>>>
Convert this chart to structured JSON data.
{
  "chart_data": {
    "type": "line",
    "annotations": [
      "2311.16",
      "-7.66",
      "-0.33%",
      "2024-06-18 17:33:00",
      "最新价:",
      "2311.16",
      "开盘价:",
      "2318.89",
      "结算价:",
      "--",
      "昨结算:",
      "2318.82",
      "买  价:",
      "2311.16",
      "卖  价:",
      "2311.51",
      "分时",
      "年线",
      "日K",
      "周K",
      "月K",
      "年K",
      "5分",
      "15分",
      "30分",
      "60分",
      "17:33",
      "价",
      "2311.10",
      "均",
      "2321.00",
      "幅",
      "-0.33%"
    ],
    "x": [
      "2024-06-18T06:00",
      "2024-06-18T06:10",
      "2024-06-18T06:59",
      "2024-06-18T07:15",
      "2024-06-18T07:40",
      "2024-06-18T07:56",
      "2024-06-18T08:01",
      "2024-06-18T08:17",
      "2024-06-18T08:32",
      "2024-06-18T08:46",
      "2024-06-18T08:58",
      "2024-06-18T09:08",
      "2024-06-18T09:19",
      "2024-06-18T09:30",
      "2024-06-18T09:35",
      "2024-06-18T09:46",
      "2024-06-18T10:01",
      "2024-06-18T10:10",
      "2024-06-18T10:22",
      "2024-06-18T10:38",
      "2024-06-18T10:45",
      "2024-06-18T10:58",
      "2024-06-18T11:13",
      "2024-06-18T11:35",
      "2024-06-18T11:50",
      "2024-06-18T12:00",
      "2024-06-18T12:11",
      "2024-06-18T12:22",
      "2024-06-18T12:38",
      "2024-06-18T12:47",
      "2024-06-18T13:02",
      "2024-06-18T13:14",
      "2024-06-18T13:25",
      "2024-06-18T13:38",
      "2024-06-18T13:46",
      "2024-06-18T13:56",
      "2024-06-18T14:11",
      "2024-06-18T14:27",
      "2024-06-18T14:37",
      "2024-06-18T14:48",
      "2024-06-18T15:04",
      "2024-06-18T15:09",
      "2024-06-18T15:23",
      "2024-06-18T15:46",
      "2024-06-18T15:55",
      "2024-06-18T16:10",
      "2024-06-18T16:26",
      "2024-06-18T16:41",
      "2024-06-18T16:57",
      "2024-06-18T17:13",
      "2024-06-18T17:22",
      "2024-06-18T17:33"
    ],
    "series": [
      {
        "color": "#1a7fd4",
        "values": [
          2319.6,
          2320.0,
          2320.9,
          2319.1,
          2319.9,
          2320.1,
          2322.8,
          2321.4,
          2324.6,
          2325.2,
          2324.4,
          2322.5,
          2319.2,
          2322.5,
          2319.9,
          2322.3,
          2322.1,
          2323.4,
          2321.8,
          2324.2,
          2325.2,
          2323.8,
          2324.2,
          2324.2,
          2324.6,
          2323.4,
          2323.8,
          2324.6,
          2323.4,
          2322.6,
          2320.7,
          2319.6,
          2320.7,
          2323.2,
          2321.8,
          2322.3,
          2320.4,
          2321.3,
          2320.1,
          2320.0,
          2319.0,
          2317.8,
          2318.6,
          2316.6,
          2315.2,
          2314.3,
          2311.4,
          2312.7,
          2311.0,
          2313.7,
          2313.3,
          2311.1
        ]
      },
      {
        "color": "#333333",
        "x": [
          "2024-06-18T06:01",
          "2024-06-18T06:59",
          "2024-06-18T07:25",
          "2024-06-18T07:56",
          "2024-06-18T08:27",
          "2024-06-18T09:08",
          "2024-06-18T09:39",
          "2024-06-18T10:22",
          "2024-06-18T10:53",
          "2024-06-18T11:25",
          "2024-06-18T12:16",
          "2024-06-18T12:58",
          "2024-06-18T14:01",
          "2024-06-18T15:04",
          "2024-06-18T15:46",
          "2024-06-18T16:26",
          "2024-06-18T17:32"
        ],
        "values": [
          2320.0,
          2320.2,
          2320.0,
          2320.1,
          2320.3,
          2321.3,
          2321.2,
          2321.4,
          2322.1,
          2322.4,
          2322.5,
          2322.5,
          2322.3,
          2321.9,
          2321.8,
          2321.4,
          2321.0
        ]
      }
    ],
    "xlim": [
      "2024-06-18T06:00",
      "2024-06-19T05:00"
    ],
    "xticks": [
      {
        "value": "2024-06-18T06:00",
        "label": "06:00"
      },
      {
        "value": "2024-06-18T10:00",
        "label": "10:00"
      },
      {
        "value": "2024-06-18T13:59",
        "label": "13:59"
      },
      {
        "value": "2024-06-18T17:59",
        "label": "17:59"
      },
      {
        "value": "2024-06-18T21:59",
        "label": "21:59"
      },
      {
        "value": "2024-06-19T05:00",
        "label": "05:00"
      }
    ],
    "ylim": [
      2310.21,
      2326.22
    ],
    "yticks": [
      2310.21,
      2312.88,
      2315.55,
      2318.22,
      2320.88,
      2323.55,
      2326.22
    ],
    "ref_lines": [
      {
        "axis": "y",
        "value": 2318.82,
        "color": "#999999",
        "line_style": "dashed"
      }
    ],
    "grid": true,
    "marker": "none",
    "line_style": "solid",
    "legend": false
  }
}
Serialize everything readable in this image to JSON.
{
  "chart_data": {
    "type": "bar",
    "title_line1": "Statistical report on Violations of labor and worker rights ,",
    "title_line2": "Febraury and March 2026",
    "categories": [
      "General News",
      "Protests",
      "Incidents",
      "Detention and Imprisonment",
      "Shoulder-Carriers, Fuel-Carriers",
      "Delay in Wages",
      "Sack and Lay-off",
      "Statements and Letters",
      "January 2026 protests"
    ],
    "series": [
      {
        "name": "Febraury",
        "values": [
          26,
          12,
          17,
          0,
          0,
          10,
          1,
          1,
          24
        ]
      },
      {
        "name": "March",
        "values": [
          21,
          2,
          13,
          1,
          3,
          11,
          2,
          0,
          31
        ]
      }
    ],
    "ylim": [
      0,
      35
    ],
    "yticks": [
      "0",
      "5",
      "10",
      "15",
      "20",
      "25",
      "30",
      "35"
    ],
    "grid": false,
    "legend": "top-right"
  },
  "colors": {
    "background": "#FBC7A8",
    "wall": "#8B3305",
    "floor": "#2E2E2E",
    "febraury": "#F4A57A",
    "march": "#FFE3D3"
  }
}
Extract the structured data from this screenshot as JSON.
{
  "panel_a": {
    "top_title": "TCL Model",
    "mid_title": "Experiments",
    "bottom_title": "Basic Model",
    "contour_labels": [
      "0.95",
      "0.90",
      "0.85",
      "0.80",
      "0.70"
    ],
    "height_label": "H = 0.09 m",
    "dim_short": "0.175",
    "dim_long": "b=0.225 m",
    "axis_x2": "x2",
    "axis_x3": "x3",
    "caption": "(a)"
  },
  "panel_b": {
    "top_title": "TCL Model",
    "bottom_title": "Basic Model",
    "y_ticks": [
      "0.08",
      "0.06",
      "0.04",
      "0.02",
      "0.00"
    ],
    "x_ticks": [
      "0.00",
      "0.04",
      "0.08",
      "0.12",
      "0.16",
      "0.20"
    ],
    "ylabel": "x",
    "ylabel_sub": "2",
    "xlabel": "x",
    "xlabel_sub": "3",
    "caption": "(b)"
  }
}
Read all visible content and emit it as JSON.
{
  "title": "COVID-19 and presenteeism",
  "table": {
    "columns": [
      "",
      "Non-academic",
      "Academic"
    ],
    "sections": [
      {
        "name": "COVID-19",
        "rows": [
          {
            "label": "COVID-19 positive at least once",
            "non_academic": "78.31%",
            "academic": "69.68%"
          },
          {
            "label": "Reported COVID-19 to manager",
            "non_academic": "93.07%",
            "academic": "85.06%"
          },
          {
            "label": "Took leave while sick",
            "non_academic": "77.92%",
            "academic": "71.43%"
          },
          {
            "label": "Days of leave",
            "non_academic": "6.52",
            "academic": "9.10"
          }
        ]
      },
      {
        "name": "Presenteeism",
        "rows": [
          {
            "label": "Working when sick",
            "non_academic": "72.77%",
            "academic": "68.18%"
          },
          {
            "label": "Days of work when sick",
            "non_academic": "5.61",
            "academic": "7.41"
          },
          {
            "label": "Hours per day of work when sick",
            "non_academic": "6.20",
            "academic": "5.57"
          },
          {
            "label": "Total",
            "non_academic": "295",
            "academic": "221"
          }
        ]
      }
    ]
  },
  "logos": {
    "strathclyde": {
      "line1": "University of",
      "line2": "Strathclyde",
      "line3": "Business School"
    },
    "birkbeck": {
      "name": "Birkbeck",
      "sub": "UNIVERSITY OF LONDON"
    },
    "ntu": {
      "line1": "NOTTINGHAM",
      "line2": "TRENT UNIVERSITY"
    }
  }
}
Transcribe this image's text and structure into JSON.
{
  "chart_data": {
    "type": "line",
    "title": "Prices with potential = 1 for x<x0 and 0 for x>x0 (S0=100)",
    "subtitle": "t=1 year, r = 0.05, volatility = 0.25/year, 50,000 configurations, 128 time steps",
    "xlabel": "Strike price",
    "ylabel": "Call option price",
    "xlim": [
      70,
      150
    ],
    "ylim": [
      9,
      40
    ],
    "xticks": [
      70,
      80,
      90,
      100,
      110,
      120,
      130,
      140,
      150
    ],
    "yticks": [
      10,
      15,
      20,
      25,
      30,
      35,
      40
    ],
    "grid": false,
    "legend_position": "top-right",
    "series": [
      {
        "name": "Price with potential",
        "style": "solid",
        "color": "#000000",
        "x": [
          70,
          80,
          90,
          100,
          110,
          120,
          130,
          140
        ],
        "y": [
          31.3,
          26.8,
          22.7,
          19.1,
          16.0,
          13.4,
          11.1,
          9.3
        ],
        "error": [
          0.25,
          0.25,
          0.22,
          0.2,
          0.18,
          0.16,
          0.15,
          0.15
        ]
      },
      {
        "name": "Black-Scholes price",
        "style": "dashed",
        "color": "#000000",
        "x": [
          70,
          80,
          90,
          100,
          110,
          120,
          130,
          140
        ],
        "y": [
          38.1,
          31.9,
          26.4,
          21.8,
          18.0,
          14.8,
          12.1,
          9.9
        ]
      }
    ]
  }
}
<<<
_INSTRUCTIONS TO FOLLOW_:
Return all lines containing "structured".

_SOLUTION_:
Convert this chart to structured JSON data.
Extract the structured data from this screenshot as JSON.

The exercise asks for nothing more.